TASK OBJECTIVE:
Copy out every one of the following lines with nothing changed.

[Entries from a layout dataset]
******************************
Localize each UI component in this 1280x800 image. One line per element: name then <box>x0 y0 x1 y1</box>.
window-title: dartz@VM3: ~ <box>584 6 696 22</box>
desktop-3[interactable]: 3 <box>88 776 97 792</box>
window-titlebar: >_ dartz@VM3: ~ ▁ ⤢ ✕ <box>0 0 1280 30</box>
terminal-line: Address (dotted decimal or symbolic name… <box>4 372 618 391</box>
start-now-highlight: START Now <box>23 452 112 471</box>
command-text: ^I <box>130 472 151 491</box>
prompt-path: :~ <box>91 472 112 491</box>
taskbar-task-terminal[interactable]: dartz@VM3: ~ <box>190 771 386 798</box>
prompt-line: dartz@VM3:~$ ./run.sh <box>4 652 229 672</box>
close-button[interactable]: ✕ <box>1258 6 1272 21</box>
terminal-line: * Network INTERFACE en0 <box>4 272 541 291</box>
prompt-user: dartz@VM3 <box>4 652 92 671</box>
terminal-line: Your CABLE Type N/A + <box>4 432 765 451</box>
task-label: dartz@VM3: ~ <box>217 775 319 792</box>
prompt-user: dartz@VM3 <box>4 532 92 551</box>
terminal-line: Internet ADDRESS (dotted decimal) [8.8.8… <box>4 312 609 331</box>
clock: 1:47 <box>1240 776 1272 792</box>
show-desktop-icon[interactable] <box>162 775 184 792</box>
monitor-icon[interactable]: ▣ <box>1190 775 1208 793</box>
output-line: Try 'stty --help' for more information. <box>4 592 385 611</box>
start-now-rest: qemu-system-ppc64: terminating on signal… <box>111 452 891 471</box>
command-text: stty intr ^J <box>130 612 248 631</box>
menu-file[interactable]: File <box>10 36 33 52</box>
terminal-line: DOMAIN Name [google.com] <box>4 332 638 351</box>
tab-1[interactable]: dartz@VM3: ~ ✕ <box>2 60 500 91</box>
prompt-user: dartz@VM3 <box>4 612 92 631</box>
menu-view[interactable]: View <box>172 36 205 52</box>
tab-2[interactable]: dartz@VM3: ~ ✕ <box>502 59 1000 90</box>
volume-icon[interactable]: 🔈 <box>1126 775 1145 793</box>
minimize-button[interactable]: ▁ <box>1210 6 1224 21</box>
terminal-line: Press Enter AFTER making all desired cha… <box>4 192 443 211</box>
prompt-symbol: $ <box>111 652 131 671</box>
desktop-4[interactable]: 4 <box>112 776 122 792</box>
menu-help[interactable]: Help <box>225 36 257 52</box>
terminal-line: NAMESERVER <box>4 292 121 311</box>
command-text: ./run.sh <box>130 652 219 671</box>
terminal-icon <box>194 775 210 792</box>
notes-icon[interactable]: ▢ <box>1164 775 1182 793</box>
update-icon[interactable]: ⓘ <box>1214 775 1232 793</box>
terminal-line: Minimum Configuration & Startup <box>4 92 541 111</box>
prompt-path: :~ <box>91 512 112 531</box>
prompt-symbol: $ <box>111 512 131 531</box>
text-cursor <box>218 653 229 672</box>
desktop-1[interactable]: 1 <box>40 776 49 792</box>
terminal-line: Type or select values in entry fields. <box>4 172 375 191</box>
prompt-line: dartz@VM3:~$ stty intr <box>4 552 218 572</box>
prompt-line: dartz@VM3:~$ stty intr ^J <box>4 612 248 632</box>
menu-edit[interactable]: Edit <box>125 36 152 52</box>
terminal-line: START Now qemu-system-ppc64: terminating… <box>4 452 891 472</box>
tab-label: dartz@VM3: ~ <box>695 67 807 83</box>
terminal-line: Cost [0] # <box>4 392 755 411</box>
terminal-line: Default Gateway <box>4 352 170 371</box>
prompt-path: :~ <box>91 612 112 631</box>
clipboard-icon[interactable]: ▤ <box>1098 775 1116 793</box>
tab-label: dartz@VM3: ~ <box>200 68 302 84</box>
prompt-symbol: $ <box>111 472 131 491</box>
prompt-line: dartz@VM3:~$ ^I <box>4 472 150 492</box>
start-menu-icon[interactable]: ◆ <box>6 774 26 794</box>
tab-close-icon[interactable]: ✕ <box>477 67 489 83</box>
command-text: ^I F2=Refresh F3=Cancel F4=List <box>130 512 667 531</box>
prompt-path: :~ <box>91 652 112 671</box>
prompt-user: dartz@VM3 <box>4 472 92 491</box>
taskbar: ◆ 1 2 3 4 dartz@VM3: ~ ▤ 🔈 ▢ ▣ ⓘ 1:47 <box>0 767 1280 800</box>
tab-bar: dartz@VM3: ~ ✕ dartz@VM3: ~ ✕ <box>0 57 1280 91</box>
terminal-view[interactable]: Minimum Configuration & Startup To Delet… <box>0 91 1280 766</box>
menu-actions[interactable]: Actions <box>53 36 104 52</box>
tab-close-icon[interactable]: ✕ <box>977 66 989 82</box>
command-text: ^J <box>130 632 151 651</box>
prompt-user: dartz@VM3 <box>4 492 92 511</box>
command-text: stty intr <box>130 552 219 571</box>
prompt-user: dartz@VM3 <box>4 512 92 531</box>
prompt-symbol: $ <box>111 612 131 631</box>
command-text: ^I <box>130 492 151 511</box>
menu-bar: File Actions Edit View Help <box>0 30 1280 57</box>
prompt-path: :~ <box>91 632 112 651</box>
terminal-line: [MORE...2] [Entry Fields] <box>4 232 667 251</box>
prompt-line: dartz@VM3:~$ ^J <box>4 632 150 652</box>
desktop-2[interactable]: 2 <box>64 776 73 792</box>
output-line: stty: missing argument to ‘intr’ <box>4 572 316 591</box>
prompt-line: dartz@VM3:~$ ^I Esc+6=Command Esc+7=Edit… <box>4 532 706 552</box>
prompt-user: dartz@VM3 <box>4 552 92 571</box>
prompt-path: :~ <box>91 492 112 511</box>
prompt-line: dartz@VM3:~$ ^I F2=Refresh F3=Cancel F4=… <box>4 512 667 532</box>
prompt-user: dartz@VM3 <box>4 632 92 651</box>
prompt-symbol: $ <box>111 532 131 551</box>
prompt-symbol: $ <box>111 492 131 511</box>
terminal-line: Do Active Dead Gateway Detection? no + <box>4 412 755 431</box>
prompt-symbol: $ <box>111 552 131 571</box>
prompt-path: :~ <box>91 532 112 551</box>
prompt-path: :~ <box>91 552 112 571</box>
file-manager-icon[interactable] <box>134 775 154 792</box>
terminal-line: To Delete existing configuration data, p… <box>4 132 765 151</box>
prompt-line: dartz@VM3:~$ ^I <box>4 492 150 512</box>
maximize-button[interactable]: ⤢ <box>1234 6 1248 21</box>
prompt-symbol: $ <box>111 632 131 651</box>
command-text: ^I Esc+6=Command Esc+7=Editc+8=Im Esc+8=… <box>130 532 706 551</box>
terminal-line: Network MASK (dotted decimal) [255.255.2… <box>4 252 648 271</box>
******************************
RESPONSE TO THIS EXERCISE:
Localize each UI component in this 1280x800 image. One line per element: name then <box>x0 y0 x1 y1</box>.
window-title: dartz@VM3: ~ <box>584 6 696 22</box>
desktop-3[interactable]: 3 <box>88 776 97 792</box>
window-titlebar: >_ dartz@VM3: ~ ▁ ⤢ ✕ <box>0 0 1280 30</box>
terminal-line: Address (dotted decimal or symbolic name… <box>4 372 618 391</box>
start-now-highlight: START Now <box>23 452 112 471</box>
command-text: ^I <box>130 472 151 491</box>
prompt-path: :~ <box>91 472 112 491</box>
taskbar-task-terminal[interactable]: dartz@VM3: ~ <box>190 771 386 798</box>
prompt-line: dartz@VM3:~$ ./run.sh <box>4 652 229 672</box>
close-button[interactable]: ✕ <box>1258 6 1272 21</box>
terminal-line: * Network INTERFACE en0 <box>4 272 541 291</box>
prompt-user: dartz@VM3 <box>4 652 92 671</box>
terminal-line: Your CABLE Type N/A + <box>4 432 765 451</box>
task-label: dartz@VM3: ~ <box>217 775 319 792</box>
prompt-user: dartz@VM3 <box>4 532 92 551</box>
terminal-line: Internet ADDRESS (dotted decimal) [8.8.8… <box>4 312 609 331</box>
clock: 1:47 <box>1240 776 1272 792</box>
show-desktop-icon[interactable] <box>162 775 184 792</box>
monitor-icon[interactable]: ▣ <box>1190 775 1208 793</box>
output-line: Try 'stty --help' for more information. <box>4 592 385 611</box>
start-now-rest: qemu-system-ppc64: terminating on signal… <box>111 452 891 471</box>
command-text: stty intr ^J <box>130 612 248 631</box>
menu-file[interactable]: File <box>10 36 33 52</box>
terminal-line: DOMAIN Name [google.com] <box>4 332 638 351</box>
tab-1[interactable]: dartz@VM3: ~ ✕ <box>2 60 500 91</box>
prompt-user: dartz@VM3 <box>4 612 92 631</box>
menu-view[interactable]: View <box>172 36 205 52</box>
tab-2[interactable]: dartz@VM3: ~ ✕ <box>502 59 1000 90</box>
volume-icon[interactable]: 🔈 <box>1126 775 1145 793</box>
minimize-button[interactable]: ▁ <box>1210 6 1224 21</box>
terminal-line: Press Enter AFTER making all desired cha… <box>4 192 443 211</box>
prompt-symbol: $ <box>111 652 131 671</box>
desktop-4[interactable]: 4 <box>112 776 122 792</box>
menu-help[interactable]: Help <box>225 36 257 52</box>
terminal-line: NAMESERVER <box>4 292 121 311</box>
command-text: ./run.sh <box>130 652 219 671</box>
terminal-icon <box>194 775 210 792</box>
notes-icon[interactable]: ▢ <box>1164 775 1182 793</box>
update-icon[interactable]: ⓘ <box>1214 775 1232 793</box>
terminal-line: Minimum Configuration & Startup <box>4 92 541 111</box>
prompt-path: :~ <box>91 512 112 531</box>
prompt-symbol: $ <box>111 512 131 531</box>
text-cursor <box>218 653 229 672</box>
desktop-1[interactable]: 1 <box>40 776 49 792</box>
terminal-line: Type or select values in entry fields. <box>4 172 375 191</box>
prompt-line: dartz@VM3:~$ stty intr <box>4 552 218 572</box>
prompt-line: dartz@VM3:~$ stty intr ^J <box>4 612 248 632</box>
menu-edit[interactable]: Edit <box>125 36 152 52</box>
terminal-line: START Now qemu-system-ppc64: terminating… <box>4 452 891 472</box>
tab-label: dartz@VM3: ~ <box>695 67 807 83</box>
terminal-line: Cost [0] # <box>4 392 755 411</box>
terminal-line: Default Gateway <box>4 352 170 371</box>
prompt-path: :~ <box>91 612 112 631</box>
clipboard-icon[interactable]: ▤ <box>1098 775 1116 793</box>
tab-label: dartz@VM3: ~ <box>200 68 302 84</box>
prompt-symbol: $ <box>111 472 131 491</box>
prompt-line: dartz@VM3:~$ ^I <box>4 472 150 492</box>
start-menu-icon[interactable]: ◆ <box>6 774 26 794</box>
tab-close-icon[interactable]: ✕ <box>477 67 489 83</box>
command-text: ^I F2=Refresh F3=Cancel F4=List <box>130 512 667 531</box>
prompt-path: :~ <box>91 652 112 671</box>
prompt-user: dartz@VM3 <box>4 472 92 491</box>
taskbar: ◆ 1 2 3 4 dartz@VM3: ~ ▤ 🔈 ▢ ▣ ⓘ 1:47 <box>0 767 1280 800</box>
tab-bar: dartz@VM3: ~ ✕ dartz@VM3: ~ ✕ <box>0 57 1280 91</box>
terminal-view[interactable]: Minimum Configuration & Startup To Delet… <box>0 91 1280 766</box>
menu-actions[interactable]: Actions <box>53 36 104 52</box>
tab-close-icon[interactable]: ✕ <box>977 66 989 82</box>
command-text: ^J <box>130 632 151 651</box>
prompt-user: dartz@VM3 <box>4 492 92 511</box>
command-text: stty intr <box>130 552 219 571</box>
prompt-user: dartz@VM3 <box>4 512 92 531</box>
prompt-symbol: $ <box>111 612 131 631</box>
command-text: ^I <box>130 492 151 511</box>
menu-bar: File Actions Edit View Help <box>0 30 1280 57</box>
prompt-path: :~ <box>91 632 112 651</box>
terminal-line: [MORE...2] [Entry Fields] <box>4 232 667 251</box>
prompt-line: dartz@VM3:~$ ^J <box>4 632 150 652</box>
desktop-2[interactable]: 2 <box>64 776 73 792</box>
output-line: stty: missing argument to ‘intr’ <box>4 572 316 591</box>
prompt-line: dartz@VM3:~$ ^I Esc+6=Command Esc+7=Edit… <box>4 532 706 552</box>
prompt-user: dartz@VM3 <box>4 552 92 571</box>
prompt-path: :~ <box>91 492 112 511</box>
prompt-line: dartz@VM3:~$ ^I F2=Refresh F3=Cancel F4=… <box>4 512 667 532</box>
prompt-user: dartz@VM3 <box>4 632 92 651</box>
prompt-symbol: $ <box>111 532 131 551</box>
prompt-symbol: $ <box>111 492 131 511</box>
terminal-line: Do Active Dead Gateway Detection? no + <box>4 412 755 431</box>
prompt-symbol: $ <box>111 552 131 571</box>
prompt-path: :~ <box>91 532 112 551</box>
prompt-path: :~ <box>91 552 112 571</box>
file-manager-icon[interactable] <box>134 775 154 792</box>
terminal-line: To Delete existing configuration data, p… <box>4 132 765 151</box>
prompt-line: dartz@VM3:~$ ^I <box>4 492 150 512</box>
maximize-button[interactable]: ⤢ <box>1234 6 1248 21</box>
prompt-symbol: $ <box>111 632 131 651</box>
command-text: ^I Esc+6=Command Esc+7=Editc+8=Im Esc+8=… <box>130 532 706 551</box>
terminal-line: Network MASK (dotted decimal) [255.255.2… <box>4 252 648 271</box>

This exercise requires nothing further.